▶ [Task description]
Check each line of the listing for the string "linker", count the lines that have it, and answer with that number only.

Rows from a figure dataset
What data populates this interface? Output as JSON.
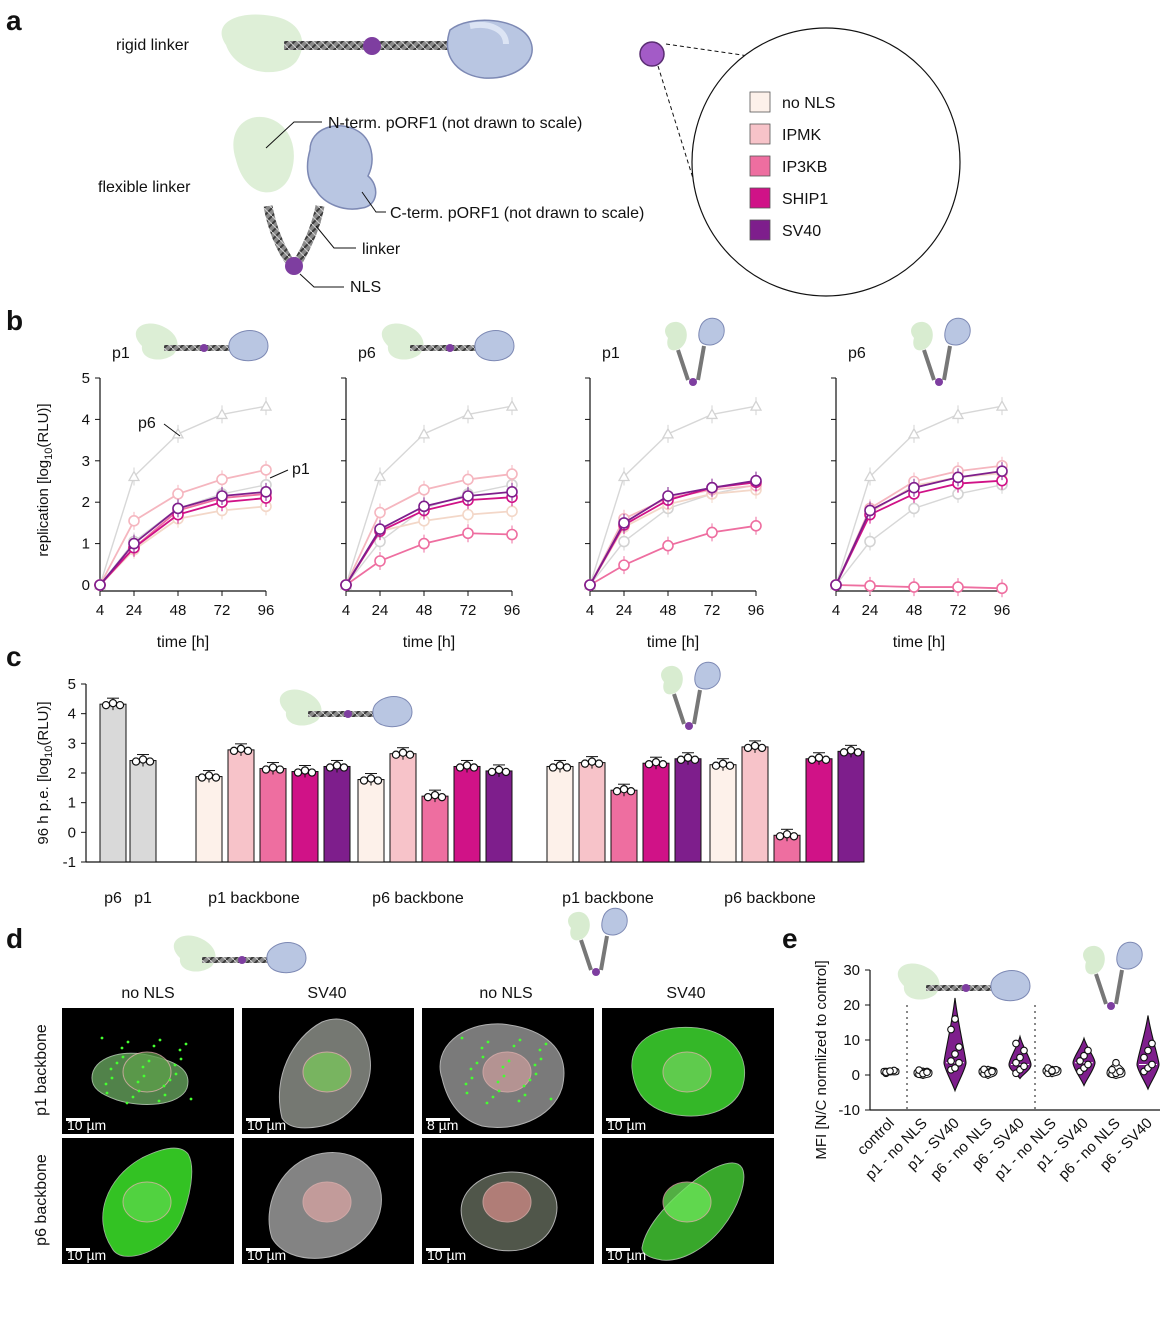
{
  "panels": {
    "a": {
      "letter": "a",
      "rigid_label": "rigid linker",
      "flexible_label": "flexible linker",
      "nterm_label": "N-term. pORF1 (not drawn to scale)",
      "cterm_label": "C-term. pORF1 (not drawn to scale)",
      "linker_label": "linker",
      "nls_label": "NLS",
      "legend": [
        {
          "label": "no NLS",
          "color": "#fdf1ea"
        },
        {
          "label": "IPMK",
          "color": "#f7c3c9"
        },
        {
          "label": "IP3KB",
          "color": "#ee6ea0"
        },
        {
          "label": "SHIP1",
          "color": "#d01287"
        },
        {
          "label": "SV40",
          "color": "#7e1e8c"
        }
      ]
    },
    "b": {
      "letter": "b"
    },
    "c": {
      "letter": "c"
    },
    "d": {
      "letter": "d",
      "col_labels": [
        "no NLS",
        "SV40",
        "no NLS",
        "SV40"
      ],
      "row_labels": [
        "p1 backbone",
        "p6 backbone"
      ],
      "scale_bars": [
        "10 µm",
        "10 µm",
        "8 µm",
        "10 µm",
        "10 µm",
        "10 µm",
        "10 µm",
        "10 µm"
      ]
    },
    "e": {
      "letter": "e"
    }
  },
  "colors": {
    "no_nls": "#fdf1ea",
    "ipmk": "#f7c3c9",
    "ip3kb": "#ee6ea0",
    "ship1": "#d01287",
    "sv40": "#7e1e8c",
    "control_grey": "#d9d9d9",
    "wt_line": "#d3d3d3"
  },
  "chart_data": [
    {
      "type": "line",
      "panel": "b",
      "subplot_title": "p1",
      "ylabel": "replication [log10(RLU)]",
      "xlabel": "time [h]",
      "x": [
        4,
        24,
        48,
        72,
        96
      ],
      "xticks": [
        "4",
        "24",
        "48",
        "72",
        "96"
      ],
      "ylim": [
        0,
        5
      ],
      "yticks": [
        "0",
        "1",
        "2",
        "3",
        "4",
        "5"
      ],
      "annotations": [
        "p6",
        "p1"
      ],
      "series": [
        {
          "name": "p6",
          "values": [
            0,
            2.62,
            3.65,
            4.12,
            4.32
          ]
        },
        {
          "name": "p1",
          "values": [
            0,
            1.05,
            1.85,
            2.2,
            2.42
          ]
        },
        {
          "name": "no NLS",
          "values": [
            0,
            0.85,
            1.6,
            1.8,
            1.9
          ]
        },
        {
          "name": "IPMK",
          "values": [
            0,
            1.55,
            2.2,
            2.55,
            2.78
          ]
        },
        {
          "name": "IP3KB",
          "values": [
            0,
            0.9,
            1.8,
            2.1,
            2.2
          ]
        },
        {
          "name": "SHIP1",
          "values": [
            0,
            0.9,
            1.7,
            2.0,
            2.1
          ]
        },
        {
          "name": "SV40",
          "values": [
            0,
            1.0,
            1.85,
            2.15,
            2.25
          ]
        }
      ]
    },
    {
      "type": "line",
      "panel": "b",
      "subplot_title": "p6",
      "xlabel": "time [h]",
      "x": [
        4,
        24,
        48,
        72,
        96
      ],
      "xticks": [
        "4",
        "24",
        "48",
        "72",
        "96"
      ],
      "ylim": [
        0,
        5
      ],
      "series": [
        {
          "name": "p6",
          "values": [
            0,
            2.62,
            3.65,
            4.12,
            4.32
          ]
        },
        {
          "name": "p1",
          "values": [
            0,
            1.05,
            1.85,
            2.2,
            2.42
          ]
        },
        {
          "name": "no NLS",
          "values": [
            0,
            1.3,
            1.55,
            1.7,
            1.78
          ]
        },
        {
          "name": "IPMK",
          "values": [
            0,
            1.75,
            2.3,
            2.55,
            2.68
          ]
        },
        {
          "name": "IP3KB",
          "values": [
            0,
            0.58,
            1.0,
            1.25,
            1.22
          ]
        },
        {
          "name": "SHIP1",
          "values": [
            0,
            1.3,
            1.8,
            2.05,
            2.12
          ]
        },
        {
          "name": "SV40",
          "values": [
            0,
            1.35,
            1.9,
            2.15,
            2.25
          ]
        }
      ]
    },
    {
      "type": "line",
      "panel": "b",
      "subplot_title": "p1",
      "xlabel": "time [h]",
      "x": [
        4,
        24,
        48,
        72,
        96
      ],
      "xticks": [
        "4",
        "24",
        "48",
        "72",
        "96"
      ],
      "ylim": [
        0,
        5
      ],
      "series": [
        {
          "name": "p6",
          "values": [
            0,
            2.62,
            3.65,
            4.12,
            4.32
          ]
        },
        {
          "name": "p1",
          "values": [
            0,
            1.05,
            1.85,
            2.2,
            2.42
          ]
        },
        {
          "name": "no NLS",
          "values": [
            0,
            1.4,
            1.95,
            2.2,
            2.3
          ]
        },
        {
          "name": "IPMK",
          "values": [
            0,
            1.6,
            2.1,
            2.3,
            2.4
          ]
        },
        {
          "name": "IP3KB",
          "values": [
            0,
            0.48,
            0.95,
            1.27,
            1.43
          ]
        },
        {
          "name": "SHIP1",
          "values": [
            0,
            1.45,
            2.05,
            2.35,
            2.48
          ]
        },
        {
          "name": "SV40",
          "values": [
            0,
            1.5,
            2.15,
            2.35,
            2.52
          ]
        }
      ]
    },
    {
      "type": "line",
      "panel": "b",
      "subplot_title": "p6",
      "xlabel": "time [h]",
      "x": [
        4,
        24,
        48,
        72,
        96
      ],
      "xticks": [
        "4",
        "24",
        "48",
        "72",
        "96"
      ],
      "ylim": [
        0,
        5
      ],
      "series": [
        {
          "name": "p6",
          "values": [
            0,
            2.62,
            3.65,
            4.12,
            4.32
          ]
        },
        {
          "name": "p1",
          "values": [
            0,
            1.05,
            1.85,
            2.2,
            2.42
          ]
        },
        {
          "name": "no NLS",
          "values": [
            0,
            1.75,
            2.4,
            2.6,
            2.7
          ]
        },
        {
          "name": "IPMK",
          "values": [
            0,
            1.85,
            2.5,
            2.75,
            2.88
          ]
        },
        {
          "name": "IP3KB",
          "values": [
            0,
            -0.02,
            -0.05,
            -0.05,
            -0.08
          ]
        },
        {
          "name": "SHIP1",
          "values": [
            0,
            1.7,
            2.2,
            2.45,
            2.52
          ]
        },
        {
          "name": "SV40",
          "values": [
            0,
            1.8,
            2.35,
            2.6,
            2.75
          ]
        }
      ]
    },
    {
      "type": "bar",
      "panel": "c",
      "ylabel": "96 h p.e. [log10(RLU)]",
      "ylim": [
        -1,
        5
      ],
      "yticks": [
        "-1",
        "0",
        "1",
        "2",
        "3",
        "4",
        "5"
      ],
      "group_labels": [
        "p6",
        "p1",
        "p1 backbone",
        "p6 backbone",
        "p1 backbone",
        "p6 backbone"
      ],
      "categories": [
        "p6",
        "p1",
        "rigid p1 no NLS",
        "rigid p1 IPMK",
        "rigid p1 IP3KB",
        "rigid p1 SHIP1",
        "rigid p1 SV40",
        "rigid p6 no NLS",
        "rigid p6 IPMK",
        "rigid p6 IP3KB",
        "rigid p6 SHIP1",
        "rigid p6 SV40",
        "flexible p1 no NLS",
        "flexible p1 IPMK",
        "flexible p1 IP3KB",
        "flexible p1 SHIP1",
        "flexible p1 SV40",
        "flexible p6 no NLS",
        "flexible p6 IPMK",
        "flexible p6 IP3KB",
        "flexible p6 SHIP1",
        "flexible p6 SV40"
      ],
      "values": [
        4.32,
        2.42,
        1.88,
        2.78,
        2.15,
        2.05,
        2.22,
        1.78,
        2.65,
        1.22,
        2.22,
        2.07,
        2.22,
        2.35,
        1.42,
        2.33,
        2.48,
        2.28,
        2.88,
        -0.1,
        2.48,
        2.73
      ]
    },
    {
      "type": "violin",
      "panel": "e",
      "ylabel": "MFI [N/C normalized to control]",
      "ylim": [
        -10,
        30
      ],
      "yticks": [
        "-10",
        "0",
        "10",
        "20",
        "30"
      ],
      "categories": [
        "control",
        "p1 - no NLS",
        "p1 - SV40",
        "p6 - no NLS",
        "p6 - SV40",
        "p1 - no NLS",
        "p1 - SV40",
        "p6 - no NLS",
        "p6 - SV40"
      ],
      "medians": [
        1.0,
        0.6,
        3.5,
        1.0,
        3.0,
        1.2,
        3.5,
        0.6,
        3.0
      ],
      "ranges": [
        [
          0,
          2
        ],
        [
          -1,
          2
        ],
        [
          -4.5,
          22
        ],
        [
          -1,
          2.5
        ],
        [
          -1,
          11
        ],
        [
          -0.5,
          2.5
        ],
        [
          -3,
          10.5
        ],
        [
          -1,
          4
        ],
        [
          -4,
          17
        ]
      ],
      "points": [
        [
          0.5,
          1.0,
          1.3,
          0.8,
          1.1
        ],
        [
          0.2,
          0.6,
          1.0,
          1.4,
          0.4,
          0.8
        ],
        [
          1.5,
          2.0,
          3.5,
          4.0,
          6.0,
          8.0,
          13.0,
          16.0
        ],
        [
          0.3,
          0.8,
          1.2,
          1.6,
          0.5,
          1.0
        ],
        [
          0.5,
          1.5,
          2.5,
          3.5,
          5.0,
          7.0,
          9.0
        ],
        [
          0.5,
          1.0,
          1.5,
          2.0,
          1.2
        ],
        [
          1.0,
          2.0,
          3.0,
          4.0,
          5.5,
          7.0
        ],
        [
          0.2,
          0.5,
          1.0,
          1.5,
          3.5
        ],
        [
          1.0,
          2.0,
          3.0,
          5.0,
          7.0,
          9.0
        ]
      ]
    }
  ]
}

▶ [Correct result]
3